* AIM *
Wherever the string "SELV" appears in a line, extract that line.

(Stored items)
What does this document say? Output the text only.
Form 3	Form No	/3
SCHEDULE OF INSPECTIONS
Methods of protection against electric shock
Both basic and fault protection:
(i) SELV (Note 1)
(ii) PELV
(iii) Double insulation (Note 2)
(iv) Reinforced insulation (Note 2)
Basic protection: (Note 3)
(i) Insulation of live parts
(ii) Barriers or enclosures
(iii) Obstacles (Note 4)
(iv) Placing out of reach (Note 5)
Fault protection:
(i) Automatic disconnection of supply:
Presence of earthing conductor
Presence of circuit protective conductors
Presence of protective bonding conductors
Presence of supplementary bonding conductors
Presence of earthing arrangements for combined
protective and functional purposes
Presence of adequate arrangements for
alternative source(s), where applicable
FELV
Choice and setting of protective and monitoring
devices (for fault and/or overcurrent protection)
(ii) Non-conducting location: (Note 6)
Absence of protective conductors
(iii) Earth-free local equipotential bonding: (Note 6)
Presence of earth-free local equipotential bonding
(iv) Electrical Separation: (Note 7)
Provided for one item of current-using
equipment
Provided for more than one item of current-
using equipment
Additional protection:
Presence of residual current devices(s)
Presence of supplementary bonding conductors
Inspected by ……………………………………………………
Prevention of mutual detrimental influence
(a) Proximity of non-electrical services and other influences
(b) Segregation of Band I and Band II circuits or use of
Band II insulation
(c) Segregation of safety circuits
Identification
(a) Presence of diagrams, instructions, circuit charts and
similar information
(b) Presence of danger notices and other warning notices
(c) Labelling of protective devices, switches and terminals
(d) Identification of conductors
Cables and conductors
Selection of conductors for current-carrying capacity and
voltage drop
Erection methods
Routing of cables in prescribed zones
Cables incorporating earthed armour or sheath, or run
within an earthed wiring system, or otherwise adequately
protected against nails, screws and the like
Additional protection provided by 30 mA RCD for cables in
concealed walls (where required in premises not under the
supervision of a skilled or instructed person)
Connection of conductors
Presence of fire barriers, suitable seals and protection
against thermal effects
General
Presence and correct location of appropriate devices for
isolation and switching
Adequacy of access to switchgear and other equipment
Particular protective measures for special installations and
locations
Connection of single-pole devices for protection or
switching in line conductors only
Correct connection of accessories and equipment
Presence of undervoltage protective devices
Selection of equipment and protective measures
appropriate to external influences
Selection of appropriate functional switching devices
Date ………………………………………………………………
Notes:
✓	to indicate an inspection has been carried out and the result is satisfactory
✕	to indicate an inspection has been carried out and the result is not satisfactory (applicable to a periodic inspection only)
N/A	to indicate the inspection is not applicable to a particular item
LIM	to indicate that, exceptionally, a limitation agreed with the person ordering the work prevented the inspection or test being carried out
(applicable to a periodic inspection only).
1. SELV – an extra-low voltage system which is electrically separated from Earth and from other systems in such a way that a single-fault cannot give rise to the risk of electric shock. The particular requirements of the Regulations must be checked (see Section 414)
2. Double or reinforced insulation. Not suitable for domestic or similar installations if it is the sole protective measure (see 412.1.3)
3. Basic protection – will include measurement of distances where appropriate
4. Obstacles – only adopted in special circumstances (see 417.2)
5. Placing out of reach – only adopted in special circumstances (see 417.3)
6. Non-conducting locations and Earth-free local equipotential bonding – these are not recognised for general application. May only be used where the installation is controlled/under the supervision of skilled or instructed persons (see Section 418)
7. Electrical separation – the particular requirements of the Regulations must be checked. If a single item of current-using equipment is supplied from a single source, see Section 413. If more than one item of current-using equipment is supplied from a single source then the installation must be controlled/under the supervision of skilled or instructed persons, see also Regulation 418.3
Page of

* SOLUTION FOR THIS TASK *
(i) SELV (Note 1)
1. SELV – an extra-low voltage system which is electrically separated from Earth and from other systems in such a way that a single-fault cannot give rise to the risk of electric shock. The particular requirements of the Regulations must be checked (see Section 414)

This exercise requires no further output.